* [Items from a figure collection]:
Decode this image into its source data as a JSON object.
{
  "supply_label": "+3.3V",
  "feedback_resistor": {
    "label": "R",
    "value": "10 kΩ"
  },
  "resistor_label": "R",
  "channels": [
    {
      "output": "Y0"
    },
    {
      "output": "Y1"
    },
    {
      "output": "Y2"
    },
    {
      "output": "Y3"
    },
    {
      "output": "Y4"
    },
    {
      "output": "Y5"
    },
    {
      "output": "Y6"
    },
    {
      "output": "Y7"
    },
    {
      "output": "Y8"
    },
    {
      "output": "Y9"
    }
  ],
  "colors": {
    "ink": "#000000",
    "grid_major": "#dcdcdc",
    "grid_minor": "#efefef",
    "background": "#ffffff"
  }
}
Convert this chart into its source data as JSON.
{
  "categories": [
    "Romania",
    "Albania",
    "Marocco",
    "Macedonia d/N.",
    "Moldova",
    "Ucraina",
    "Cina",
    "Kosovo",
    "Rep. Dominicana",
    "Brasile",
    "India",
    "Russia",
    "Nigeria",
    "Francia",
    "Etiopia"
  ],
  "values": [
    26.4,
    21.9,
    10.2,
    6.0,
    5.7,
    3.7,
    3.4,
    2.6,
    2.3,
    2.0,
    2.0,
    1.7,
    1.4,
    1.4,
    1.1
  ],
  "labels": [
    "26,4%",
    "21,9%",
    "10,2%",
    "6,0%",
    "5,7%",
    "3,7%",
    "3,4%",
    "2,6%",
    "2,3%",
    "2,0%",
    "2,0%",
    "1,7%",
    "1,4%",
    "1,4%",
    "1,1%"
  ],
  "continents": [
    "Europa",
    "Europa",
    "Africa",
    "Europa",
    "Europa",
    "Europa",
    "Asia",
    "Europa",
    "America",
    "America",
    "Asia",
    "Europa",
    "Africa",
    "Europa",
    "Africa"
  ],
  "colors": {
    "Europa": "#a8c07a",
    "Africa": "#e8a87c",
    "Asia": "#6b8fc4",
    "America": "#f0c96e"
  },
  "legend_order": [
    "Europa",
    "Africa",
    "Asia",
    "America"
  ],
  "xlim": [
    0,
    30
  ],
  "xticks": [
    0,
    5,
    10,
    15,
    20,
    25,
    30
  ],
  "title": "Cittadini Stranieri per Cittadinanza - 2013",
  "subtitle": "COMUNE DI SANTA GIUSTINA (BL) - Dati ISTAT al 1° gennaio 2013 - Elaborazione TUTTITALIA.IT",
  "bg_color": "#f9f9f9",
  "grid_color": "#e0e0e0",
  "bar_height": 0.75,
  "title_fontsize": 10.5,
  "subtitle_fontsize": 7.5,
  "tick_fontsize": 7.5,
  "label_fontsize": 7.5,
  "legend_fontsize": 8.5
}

* [PROBLEM REQUIREMENTS]:
Identify and list each line with the word "this".

* [THE ANSWER]:
Decode this image into its source data as a JSON object.
Convert this chart into its source data as JSON.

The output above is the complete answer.